## Material shown
-- begin --
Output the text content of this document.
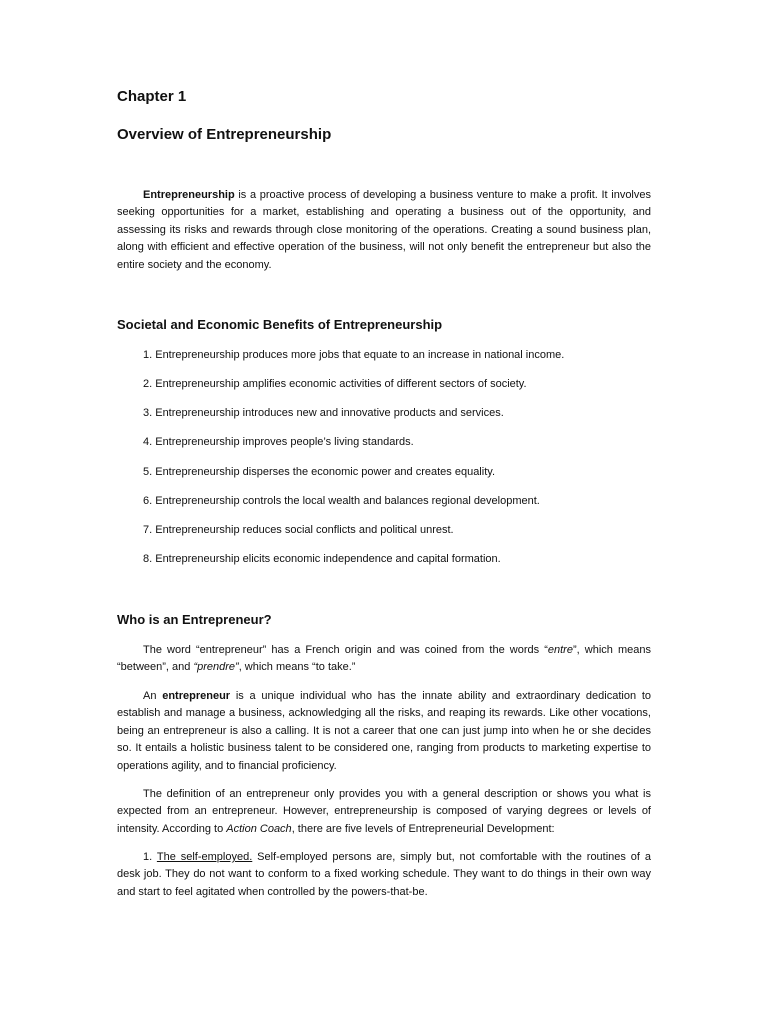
Chapter 1
Overview of Entrepreneurship

Entrepreneurship is a proactive process of developing a business venture to make a profit. It involves seeking opportunities for a market, establishing and operating a business out of the opportunity, and assessing its risks and rewards through close monitoring of the operations. Creating a sound business plan, along with efficient and effective operation of the business, will not only benefit the entrepreneur but also the entire society and the economy.

Societal and Economic Benefits of Entrepreneurship

1. Entrepreneurship produces more jobs that equate to an increase in national income.

2. Entrepreneurship amplifies economic activities of different sectors of society.

3. Entrepreneurship introduces new and innovative products and services.

4. Entrepreneurship improves people’s living standards.

5. Entrepreneurship disperses the economic power and creates equality.

6. Entrepreneurship controls the local wealth and balances regional development.

7. Entrepreneurship reduces social conflicts and political unrest.

8. Entrepreneurship elicits economic independence and capital formation.

Who is an Entrepreneur?

The word “entrepreneur” has a French origin and was coined from the words “entre”, which means “between”, and “prendre”, which means “to take.”

An entrepreneur is a unique individual who has the innate ability and extraordinary dedication to establish and manage a business, acknowledging all the risks, and reaping its rewards. Like other vocations, being an entrepreneur is also a calling. It is not a career that one can just jump into when he or she decides so. It entails a holistic business talent to be considered one, ranging from products to marketing expertise to operations agility, and to financial proficiency.

The definition of an entrepreneur only provides you with a general description or shows you what is expected from an entrepreneur. However, entrepreneurship is composed of varying degrees or levels of intensity. According to Action Coach, there are five levels of Entrepreneurial Development:

1. The self-employed. Self-employed persons are, simply but, not comfortable with the routines of a desk job. They do not want to conform to a fixed working schedule. They want to do things in their own way and start to feel agitated when controlled by the powers-that-be.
-- end --
## The problem
Leaving all pictures aside, quote each record exactly.

## Response to this exercise
Output the text content of this document.
Chapter 1
Overview of Entrepreneurship

Entrepreneurship is a proactive process of developing a business venture to make a profit. It involves seeking opportunities for a market, establishing and operating a business out of the opportunity, and assessing its risks and rewards through close monitoring of the operations. Creating a sound business plan, along with efficient and effective operation of the business, will not only benefit the entrepreneur but also the entire society and the economy.

Societal and Economic Benefits of Entrepreneurship

1. Entrepreneurship produces more jobs that equate to an increase in national income.

2. Entrepreneurship amplifies economic activities of different sectors of society.

3. Entrepreneurship introduces new and innovative products and services.

4. Entrepreneurship improves people’s living standards.

5. Entrepreneurship disperses the economic power and creates equality.

6. Entrepreneurship controls the local wealth and balances regional development.

7. Entrepreneurship reduces social conflicts and political unrest.

8. Entrepreneurship elicits economic independence and capital formation.

Who is an Entrepreneur?

The word “entrepreneur” has a French origin and was coined from the words “entre”, which means “between”, and “prendre”, which means “to take.”

An entrepreneur is a unique individual who has the innate ability and extraordinary dedication to establish and manage a business, acknowledging all the risks, and reaping its rewards. Like other vocations, being an entrepreneur is also a calling. It is not a career that one can just jump into when he or she decides so. It entails a holistic business talent to be considered one, ranging from products to marketing expertise to operations agility, and to financial proficiency.

The definition of an entrepreneur only provides you with a general description or shows you what is expected from an entrepreneur. However, entrepreneurship is composed of varying degrees or levels of intensity. According to Action Coach, there are five levels of Entrepreneurial Development:

1. The self-employed. Self-employed persons are, simply but, not comfortable with the routines of a desk job. They do not want to conform to a fixed working schedule. They want to do things in their own way and start to feel agitated when controlled by the powers-that-be.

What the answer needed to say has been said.